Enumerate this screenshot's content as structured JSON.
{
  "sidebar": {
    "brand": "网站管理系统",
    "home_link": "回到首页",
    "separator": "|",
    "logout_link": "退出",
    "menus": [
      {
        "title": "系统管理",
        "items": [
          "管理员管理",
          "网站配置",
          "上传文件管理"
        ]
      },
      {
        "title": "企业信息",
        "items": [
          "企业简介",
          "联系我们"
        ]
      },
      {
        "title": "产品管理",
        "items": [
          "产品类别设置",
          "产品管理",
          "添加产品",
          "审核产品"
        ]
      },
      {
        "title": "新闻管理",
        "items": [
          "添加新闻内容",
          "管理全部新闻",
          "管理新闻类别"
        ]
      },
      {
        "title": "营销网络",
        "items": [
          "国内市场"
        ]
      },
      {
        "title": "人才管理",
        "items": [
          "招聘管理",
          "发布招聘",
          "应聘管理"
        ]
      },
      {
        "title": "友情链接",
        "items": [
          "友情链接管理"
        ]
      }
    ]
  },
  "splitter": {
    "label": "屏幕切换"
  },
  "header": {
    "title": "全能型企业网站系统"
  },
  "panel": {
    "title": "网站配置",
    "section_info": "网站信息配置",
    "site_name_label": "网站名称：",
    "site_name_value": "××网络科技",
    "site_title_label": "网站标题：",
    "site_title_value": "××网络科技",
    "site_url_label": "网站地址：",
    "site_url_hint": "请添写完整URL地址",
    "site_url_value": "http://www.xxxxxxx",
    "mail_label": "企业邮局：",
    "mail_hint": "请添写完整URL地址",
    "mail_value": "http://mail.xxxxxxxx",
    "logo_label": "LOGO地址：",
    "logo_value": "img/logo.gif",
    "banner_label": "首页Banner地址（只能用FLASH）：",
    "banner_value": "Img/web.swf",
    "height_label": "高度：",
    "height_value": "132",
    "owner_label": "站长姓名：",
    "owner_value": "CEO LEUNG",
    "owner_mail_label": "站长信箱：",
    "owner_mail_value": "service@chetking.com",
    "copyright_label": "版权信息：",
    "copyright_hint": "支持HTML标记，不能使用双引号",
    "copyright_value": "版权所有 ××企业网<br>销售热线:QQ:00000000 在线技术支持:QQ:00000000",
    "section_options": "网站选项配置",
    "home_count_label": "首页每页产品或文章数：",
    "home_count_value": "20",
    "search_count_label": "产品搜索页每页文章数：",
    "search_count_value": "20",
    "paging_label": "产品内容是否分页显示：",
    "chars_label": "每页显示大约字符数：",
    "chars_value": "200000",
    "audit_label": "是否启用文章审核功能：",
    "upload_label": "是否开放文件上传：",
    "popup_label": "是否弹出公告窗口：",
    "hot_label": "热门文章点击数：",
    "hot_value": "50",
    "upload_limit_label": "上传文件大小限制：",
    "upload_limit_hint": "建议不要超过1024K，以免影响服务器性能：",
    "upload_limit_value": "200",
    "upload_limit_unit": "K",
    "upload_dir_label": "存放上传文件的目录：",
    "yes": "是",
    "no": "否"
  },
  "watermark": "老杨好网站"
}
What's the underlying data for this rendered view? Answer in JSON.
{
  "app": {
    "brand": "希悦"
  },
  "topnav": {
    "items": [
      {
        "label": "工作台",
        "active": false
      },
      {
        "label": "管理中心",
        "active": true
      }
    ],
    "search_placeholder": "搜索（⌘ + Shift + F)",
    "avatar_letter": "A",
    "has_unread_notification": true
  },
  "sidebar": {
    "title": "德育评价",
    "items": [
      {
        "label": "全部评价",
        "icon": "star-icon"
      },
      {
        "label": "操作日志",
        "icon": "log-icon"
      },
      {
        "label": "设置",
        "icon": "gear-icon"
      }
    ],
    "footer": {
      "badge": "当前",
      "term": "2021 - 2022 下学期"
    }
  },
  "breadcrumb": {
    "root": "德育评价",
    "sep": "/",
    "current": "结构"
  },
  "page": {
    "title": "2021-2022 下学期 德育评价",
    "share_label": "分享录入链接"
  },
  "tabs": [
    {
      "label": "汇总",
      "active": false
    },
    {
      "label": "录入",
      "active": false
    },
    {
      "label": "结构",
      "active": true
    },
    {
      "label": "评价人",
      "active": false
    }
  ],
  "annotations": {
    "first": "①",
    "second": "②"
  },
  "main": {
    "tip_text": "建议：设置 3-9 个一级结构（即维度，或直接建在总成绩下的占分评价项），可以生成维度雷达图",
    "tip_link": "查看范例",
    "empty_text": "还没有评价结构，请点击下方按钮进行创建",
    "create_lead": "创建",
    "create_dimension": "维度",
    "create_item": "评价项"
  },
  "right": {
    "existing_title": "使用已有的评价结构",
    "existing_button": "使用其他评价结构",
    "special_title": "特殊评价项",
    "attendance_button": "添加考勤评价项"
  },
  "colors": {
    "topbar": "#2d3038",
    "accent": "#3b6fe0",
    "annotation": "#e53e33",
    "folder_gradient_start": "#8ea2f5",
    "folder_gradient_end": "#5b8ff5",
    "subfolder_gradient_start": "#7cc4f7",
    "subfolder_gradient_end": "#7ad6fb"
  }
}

• _Task brief_
Print every line of the records exactly. Omit nothing.

• _Exercise output_
Enumerate this screenshot's content as structured JSON.
{
  "sidebar": {
    "brand": "网站管理系统",
    "home_link": "回到首页",
    "separator": "|",
    "logout_link": "退出",
    "menus": [
      {
        "title": "系统管理",
        "items": [
          "管理员管理",
          "网站配置",
          "上传文件管理"
        ]
      },
      {
        "title": "企业信息",
        "items": [
          "企业简介",
          "联系我们"
        ]
      },
      {
        "title": "产品管理",
        "items": [
          "产品类别设置",
          "产品管理",
          "添加产品",
          "审核产品"
        ]
      },
      {
        "title": "新闻管理",
        "items": [
          "添加新闻内容",
          "管理全部新闻",
          "管理新闻类别"
        ]
      },
      {
        "title": "营销网络",
        "items": [
          "国内市场"
        ]
      },
      {
        "title": "人才管理",
        "items": [
          "招聘管理",
          "发布招聘",
          "应聘管理"
        ]
      },
      {
        "title": "友情链接",
        "items": [
          "友情链接管理"
        ]
      }
    ]
  },
  "splitter": {
    "label": "屏幕切换"
  },
  "header": {
    "title": "全能型企业网站系统"
  },
  "panel": {
    "title": "网站配置",
    "section_info": "网站信息配置",
    "site_name_label": "网站名称：",
    "site_name_value": "××网络科技",
    "site_title_label": "网站标题：",
    "site_title_value": "××网络科技",
    "site_url_label": "网站地址：",
    "site_url_hint": "请添写完整URL地址",
    "site_url_value": "http://www.xxxxxxx",
    "mail_label": "企业邮局：",
    "mail_hint": "请添写完整URL地址",
    "mail_value": "http://mail.xxxxxxxx",
    "logo_label": "LOGO地址：",
    "logo_value": "img/logo.gif",
    "banner_label": "首页Banner地址（只能用FLASH）：",
    "banner_value": "Img/web.swf",
    "height_label": "高度：",
    "height_value": "132",
    "owner_label": "站长姓名：",
    "owner_value": "CEO LEUNG",
    "owner_mail_label": "站长信箱：",
    "owner_mail_value": "service@chetking.com",
    "copyright_label": "版权信息：",
    "copyright_hint": "支持HTML标记，不能使用双引号",
    "copyright_value": "版权所有 ××企业网<br>销售热线:QQ:00000000 在线技术支持:QQ:00000000",
    "section_options": "网站选项配置",
    "home_count_label": "首页每页产品或文章数：",
    "home_count_value": "20",
    "search_count_label": "产品搜索页每页文章数：",
    "search_count_value": "20",
    "paging_label": "产品内容是否分页显示：",
    "chars_label": "每页显示大约字符数：",
    "chars_value": "200000",
    "audit_label": "是否启用文章审核功能：",
    "upload_label": "是否开放文件上传：",
    "popup_label": "是否弹出公告窗口：",
    "hot_label": "热门文章点击数：",
    "hot_value": "50",
    "upload_limit_label": "上传文件大小限制：",
    "upload_limit_hint": "建议不要超过1024K，以免影响服务器性能：",
    "upload_limit_value": "200",
    "upload_limit_unit": "K",
    "upload_dir_label": "存放上传文件的目录：",
    "yes": "是",
    "no": "否"
  },
  "watermark": "老杨好网站"
}
What's the underlying data for this rendered view? Answer in JSON.
{
  "app": {
    "brand": "希悦"
  },
  "topnav": {
    "items": [
      {
        "label": "工作台",
        "active": false
      },
      {
        "label": "管理中心",
        "active": true
      }
    ],
    "search_placeholder": "搜索（⌘ + Shift + F)",
    "avatar_letter": "A",
    "has_unread_notification": true
  },
  "sidebar": {
    "title": "德育评价",
    "items": [
      {
        "label": "全部评价",
        "icon": "star-icon"
      },
      {
        "label": "操作日志",
        "icon": "log-icon"
      },
      {
        "label": "设置",
        "icon": "gear-icon"
      }
    ],
    "footer": {
      "badge": "当前",
      "term": "2021 - 2022 下学期"
    }
  },
  "breadcrumb": {
    "root": "德育评价",
    "sep": "/",
    "current": "结构"
  },
  "page": {
    "title": "2021-2022 下学期 德育评价",
    "share_label": "分享录入链接"
  },
  "tabs": [
    {
      "label": "汇总",
      "active": false
    },
    {
      "label": "录入",
      "active": false
    },
    {
      "label": "结构",
      "active": true
    },
    {
      "label": "评价人",
      "active": false
    }
  ],
  "annotations": {
    "first": "①",
    "second": "②"
  },
  "main": {
    "tip_text": "建议：设置 3-9 个一级结构（即维度，或直接建在总成绩下的占分评价项），可以生成维度雷达图",
    "tip_link": "查看范例",
    "empty_text": "还没有评价结构，请点击下方按钮进行创建",
    "create_lead": "创建",
    "create_dimension": "维度",
    "create_item": "评价项"
  },
  "right": {
    "existing_title": "使用已有的评价结构",
    "existing_button": "使用其他评价结构",
    "special_title": "特殊评价项",
    "attendance_button": "添加考勤评价项"
  },
  "colors": {
    "topbar": "#2d3038",
    "accent": "#3b6fe0",
    "annotation": "#e53e33",
    "folder_gradient_start": "#8ea2f5",
    "folder_gradient_end": "#5b8ff5",
    "subfolder_gradient_start": "#7cc4f7",
    "subfolder_gradient_end": "#7ad6fb"
  }
}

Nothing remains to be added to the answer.